§ Provided entries

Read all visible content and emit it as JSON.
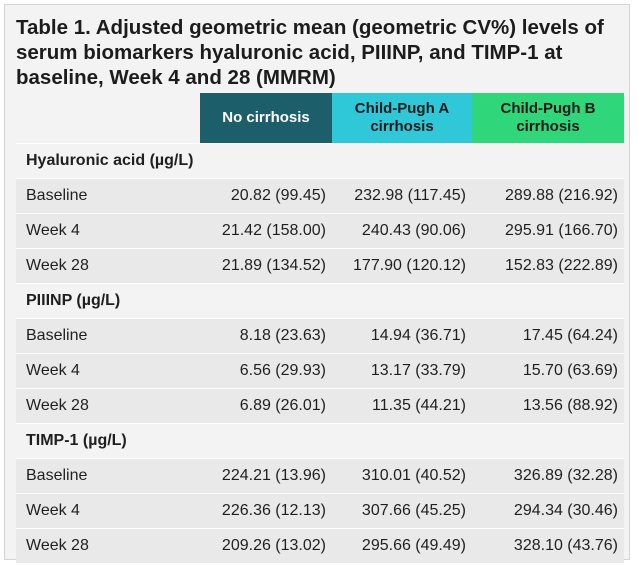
{
  "title": "Table 1. Adjusted geometric mean (geometric CV%) levels of serum biomarkers hyaluronic acid, PIIINP, and TIMP-1 at baseline, Week 4 and 28 (MMRM)",
  "columns": [
    "No cirrhosis",
    "Child-Pugh A cirrhosis",
    "Child-Pugh B cirrhosis"
  ],
  "colors": {
    "no_cirrhosis": "#1c5f6b",
    "child_pugh_a": "#2ec8d8",
    "child_pugh_b": "#2fd67a"
  },
  "sections": [
    {
      "name": "Hyaluronic acid (µg/L)",
      "rows": [
        {
          "label": "Baseline",
          "values": [
            "20.82 (99.45)",
            "232.98 (117.45)",
            "289.88 (216.92)"
          ]
        },
        {
          "label": "Week 4",
          "values": [
            "21.42 (158.00)",
            "240.43 (90.06)",
            "295.91 (166.70)"
          ]
        },
        {
          "label": "Week 28",
          "values": [
            "21.89 (134.52)",
            "177.90 (120.12)",
            "152.83 (222.89)"
          ]
        }
      ]
    },
    {
      "name": "PIIINP (µg/L)",
      "rows": [
        {
          "label": "Baseline",
          "values": [
            "8.18 (23.63)",
            "14.94 (36.71)",
            "17.45 (64.24)"
          ]
        },
        {
          "label": "Week 4",
          "values": [
            "6.56 (29.93)",
            "13.17 (33.79)",
            "15.70 (63.69)"
          ]
        },
        {
          "label": "Week 28",
          "values": [
            "6.89 (26.01)",
            "11.35 (44.21)",
            "13.56 (88.92)"
          ]
        }
      ]
    },
    {
      "name": "TIMP-1 (µg/L)",
      "rows": [
        {
          "label": "Baseline",
          "values": [
            "224.21 (13.96)",
            "310.01 (40.52)",
            "326.89 (32.28)"
          ]
        },
        {
          "label": "Week 4",
          "values": [
            "226.36 (12.13)",
            "307.66 (45.25)",
            "294.34 (30.46)"
          ]
        },
        {
          "label": "Week 28",
          "values": [
            "209.26 (13.02)",
            "295.66 (49.49)",
            "328.10 (43.76)"
          ]
        }
      ]
    }
  ]
}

§ To be done
Transcribe each entry precisely as given, leaving the pictures out.

§ Solved exercise
Read all visible content and emit it as JSON.
{
  "title": "Table 1. Adjusted geometric mean (geometric CV%) levels of serum biomarkers hyaluronic acid, PIIINP, and TIMP-1 at baseline, Week 4 and 28 (MMRM)",
  "columns": [
    "No cirrhosis",
    "Child-Pugh A cirrhosis",
    "Child-Pugh B cirrhosis"
  ],
  "colors": {
    "no_cirrhosis": "#1c5f6b",
    "child_pugh_a": "#2ec8d8",
    "child_pugh_b": "#2fd67a"
  },
  "sections": [
    {
      "name": "Hyaluronic acid (µg/L)",
      "rows": [
        {
          "label": "Baseline",
          "values": [
            "20.82 (99.45)",
            "232.98 (117.45)",
            "289.88 (216.92)"
          ]
        },
        {
          "label": "Week 4",
          "values": [
            "21.42 (158.00)",
            "240.43 (90.06)",
            "295.91 (166.70)"
          ]
        },
        {
          "label": "Week 28",
          "values": [
            "21.89 (134.52)",
            "177.90 (120.12)",
            "152.83 (222.89)"
          ]
        }
      ]
    },
    {
      "name": "PIIINP (µg/L)",
      "rows": [
        {
          "label": "Baseline",
          "values": [
            "8.18 (23.63)",
            "14.94 (36.71)",
            "17.45 (64.24)"
          ]
        },
        {
          "label": "Week 4",
          "values": [
            "6.56 (29.93)",
            "13.17 (33.79)",
            "15.70 (63.69)"
          ]
        },
        {
          "label": "Week 28",
          "values": [
            "6.89 (26.01)",
            "11.35 (44.21)",
            "13.56 (88.92)"
          ]
        }
      ]
    },
    {
      "name": "TIMP-1 (µg/L)",
      "rows": [
        {
          "label": "Baseline",
          "values": [
            "224.21 (13.96)",
            "310.01 (40.52)",
            "326.89 (32.28)"
          ]
        },
        {
          "label": "Week 4",
          "values": [
            "226.36 (12.13)",
            "307.66 (45.25)",
            "294.34 (30.46)"
          ]
        },
        {
          "label": "Week 28",
          "values": [
            "209.26 (13.02)",
            "295.66 (49.49)",
            "328.10 (43.76)"
          ]
        }
      ]
    }
  ]
}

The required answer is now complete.